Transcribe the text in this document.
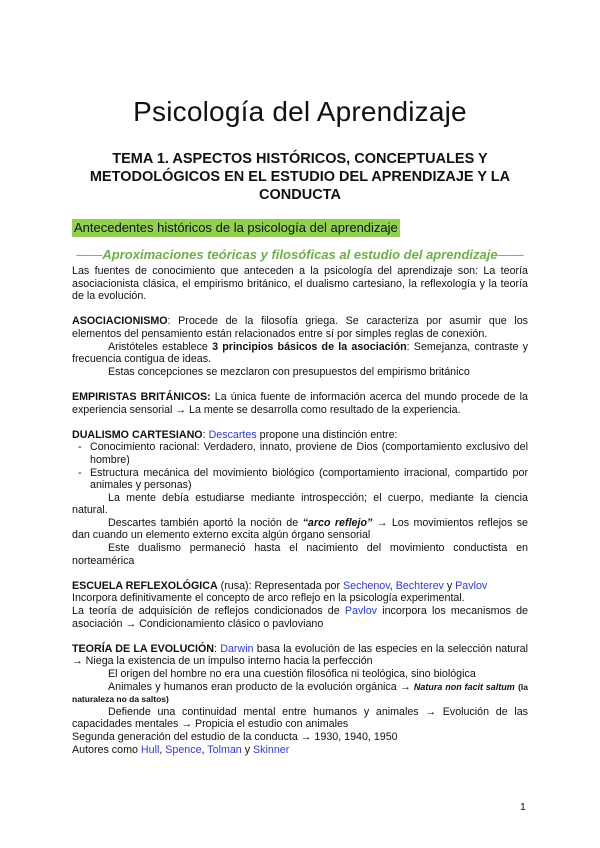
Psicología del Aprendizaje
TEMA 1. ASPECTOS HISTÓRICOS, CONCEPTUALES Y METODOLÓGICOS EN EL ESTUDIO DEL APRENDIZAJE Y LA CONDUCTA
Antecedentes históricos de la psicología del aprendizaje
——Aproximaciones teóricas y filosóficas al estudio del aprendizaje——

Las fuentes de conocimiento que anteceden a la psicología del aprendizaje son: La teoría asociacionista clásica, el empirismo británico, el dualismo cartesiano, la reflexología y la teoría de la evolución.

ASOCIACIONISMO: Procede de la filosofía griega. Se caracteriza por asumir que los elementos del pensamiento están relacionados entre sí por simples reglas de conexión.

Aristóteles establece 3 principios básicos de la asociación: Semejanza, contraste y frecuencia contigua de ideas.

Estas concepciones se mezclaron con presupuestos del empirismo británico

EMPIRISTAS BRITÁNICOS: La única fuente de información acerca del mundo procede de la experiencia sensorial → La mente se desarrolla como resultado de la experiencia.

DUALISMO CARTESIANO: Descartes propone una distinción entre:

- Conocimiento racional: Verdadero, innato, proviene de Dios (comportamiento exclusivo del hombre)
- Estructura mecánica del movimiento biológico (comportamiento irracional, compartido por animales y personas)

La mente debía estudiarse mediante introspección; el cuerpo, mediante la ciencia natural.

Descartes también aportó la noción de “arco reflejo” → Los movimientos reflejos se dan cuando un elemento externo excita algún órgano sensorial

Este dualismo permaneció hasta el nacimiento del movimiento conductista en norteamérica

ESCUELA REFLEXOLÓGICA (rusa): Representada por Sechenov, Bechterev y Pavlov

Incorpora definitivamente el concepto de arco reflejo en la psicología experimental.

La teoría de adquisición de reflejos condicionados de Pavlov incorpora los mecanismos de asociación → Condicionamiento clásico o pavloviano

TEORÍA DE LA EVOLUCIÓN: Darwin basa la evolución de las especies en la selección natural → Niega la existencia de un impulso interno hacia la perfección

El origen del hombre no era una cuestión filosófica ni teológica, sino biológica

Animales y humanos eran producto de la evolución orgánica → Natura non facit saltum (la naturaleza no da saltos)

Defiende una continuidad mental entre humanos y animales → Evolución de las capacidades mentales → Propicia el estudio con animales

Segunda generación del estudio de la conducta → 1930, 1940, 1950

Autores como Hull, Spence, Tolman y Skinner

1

--------------------------------------------------

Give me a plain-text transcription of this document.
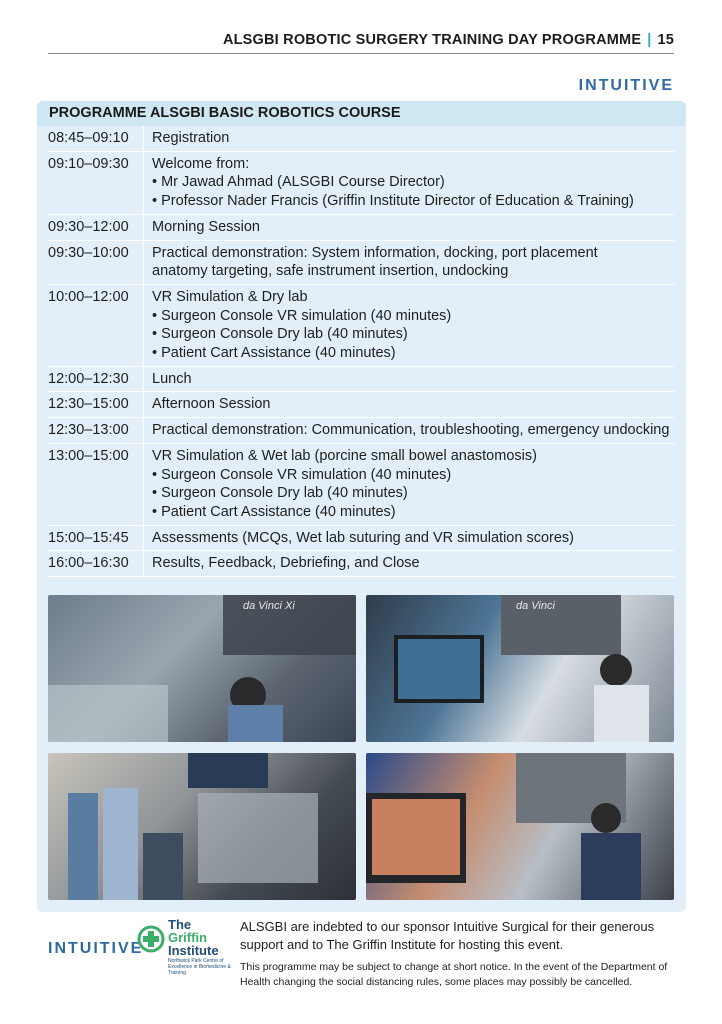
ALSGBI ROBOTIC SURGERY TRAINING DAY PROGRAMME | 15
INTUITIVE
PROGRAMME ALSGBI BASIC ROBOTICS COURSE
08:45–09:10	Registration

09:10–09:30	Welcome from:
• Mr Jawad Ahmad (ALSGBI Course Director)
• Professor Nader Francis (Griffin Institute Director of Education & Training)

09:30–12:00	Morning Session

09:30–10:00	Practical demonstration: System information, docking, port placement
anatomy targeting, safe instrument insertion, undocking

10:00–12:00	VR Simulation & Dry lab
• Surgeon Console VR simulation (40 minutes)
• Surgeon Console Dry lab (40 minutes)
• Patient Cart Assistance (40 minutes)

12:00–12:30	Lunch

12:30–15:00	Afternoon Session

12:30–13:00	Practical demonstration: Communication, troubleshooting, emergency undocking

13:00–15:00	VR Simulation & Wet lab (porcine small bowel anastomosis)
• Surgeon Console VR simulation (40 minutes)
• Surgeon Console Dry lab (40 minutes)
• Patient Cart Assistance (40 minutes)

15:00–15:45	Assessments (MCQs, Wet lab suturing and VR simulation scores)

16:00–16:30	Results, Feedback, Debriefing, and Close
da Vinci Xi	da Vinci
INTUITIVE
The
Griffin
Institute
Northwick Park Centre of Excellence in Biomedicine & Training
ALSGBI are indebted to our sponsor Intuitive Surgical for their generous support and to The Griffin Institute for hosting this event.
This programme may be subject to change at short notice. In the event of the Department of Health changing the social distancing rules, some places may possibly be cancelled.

--------------------------------------------------

- [Written request]: Determine how many lines include the word "arco" and report that number by itself.

- [Answer to the task]: 2